Cashew Data Foundation

The data layer that makes Lattice a foundational SDK. Merkle dictionaries, arrays, and sets that are verifiable, diffable, lazily loadable, selectively encryptable, and provable — the primitives for both web3 state and verifiable data applications.

.package(url: "https://github.com/pumperknickle/cashew.git", from: "1.0.0")

Why Cashew matters

Cashew is the foundational data layer of Lattice. Every piece of state in the system — account balances, application state, transaction histories — is a Cashew Merkle structure. This means all state is inherently content-addressed (tamper-evident), lazily loadable (only fetch what you need), and diffable (compute exact changesets between versions). Acorn stores the raw bytes; Cashew gives those bytes structure and meaning.

Node Protocol

The base protocol for all Merkle structures. A node is a tree of content-addressed children.

public protocol Node: Codable, LosslessStringConvertible, Sendable {
    func get(property: PathSegment) -> (any Header)?
    func properties() -> Set<PathSegment>
    func set(properties: [PathSegment: any Header]) -> Self
}

You implement three methods. The protocol extension provides everything else:

Provided Method	Description
`resolve(paths:fetcher:)`	Lazily load specific paths from storage
`storeRecursively(storer:)`	Persist entire subtree to storage
`transform(transforms:)`	Apply batched mutations
`proof(paths:fetcher:)`	Generate sparse Merkle proofs
`encrypt(encryption:)`	Selectively encrypt subtrees
`diff(from:)`	Compute structural diff against another version

Scalar Protocol

Leaf nodes with no children. Provides no-op defaults for all tree-walking methods:

public protocol Scalar: Node { }

String values in dictionaries and sets are scalars.

A Header is a content-addressed reference to a Node. It holds a CID (SHA-256 hash) and optionally the deserialized node. Headers that haven't been loaded yet have node == nil — this is the basis of lazy loading.

public protocol Header: Codable, LosslessStringConvertible, Sendable {
    associatedtype NodeType: Node

    var rawCID: String { get }
    var node: NodeType? { get }
    var encryptionInfo: EncryptionInfo? { get }
}

Creating Headers

// From a node (CID computed automatically)
let header = HeaderImpl(node: myNode)
print(header.rawCID) // SHA-256 of serialized node

// Lazy reference (CID only, node not loaded)
let lazy = HeaderImpl<MyNode>(rawCID: "bafy...")
lazy.node // nil — must resolve to load

// Encrypted header
let encrypted = HeaderImpl(node: myNode, key: symmetricKey)

Resolving (Loading)

// Load this header's node from storage
let resolved = try await header.resolve(fetcher: myFetcher)
resolved.node // now loaded

// Load entire subtree recursively
let full = try await header.resolveRecursive(fetcher: myFetcher)

(Spatial layout information)
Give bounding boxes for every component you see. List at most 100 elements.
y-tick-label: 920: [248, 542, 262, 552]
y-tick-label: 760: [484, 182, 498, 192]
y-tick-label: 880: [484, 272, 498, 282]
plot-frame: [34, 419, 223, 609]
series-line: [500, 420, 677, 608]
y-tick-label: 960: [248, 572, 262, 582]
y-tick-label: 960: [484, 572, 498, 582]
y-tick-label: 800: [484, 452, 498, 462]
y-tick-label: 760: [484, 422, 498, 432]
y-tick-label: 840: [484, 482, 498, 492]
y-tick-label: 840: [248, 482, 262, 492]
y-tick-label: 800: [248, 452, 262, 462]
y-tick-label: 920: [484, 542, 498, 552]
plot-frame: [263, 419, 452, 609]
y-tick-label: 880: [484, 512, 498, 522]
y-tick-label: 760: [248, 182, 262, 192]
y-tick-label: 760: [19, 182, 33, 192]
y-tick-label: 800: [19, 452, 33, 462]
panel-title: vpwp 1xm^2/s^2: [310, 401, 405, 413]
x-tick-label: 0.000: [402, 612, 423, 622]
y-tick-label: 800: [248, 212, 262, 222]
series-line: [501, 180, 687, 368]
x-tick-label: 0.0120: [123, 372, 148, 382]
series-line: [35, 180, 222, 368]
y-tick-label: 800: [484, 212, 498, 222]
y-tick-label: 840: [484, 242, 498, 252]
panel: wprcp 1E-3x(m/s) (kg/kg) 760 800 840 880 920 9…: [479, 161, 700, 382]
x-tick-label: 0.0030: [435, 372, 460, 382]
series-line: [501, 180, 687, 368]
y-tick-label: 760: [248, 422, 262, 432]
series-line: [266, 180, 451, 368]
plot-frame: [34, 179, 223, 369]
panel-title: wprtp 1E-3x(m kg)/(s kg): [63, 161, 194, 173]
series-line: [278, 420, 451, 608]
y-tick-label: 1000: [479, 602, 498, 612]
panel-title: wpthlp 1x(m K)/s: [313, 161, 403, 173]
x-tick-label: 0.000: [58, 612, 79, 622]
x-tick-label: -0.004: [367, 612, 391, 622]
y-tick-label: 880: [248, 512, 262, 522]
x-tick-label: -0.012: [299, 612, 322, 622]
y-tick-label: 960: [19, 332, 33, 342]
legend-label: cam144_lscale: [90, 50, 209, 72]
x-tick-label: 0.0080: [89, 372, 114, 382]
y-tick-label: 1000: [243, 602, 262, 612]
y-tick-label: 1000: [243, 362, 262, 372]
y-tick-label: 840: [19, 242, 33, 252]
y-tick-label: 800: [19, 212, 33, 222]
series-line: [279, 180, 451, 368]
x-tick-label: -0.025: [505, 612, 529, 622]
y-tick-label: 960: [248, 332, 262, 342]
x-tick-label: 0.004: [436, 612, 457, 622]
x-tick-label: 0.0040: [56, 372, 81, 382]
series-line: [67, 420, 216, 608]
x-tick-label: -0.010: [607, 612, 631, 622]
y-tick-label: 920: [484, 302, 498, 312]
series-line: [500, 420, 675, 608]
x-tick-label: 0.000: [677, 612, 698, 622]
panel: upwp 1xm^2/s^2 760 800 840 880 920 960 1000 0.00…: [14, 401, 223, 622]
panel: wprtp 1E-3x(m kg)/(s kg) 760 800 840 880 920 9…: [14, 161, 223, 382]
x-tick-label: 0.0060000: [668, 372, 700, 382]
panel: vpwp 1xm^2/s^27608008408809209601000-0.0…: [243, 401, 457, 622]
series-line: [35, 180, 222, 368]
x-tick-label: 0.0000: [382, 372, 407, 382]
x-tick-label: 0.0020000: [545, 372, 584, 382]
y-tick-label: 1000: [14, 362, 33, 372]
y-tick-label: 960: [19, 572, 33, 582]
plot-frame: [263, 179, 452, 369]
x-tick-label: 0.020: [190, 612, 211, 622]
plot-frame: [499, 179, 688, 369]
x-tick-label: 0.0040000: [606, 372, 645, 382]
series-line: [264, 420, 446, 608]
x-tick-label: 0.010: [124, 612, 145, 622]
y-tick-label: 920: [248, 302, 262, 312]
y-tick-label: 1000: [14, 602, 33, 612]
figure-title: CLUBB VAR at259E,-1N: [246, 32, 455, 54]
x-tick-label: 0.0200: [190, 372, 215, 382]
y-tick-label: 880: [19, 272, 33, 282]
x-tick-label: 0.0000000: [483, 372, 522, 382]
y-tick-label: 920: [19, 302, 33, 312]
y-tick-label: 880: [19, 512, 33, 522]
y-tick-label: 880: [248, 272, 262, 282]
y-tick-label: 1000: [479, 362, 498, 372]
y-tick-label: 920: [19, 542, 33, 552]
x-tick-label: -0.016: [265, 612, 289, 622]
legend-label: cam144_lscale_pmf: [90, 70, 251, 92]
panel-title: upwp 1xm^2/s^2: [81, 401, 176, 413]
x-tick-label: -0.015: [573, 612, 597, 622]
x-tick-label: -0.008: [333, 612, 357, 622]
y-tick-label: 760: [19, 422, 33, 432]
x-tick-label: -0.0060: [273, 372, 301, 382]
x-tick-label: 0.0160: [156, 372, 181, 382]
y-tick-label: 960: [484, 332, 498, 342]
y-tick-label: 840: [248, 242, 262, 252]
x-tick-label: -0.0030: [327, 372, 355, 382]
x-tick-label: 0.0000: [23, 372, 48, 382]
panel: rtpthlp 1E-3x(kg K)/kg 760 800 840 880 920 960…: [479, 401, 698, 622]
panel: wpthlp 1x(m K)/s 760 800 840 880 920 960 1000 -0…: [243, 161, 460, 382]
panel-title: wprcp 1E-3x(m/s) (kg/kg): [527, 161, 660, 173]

→ Written instruction
Please state what a Header holds, according to the Cashew documentation.

→ Correct result
A Header holds a CID (a SHA-256 hash) and, optionally, the deserialized node.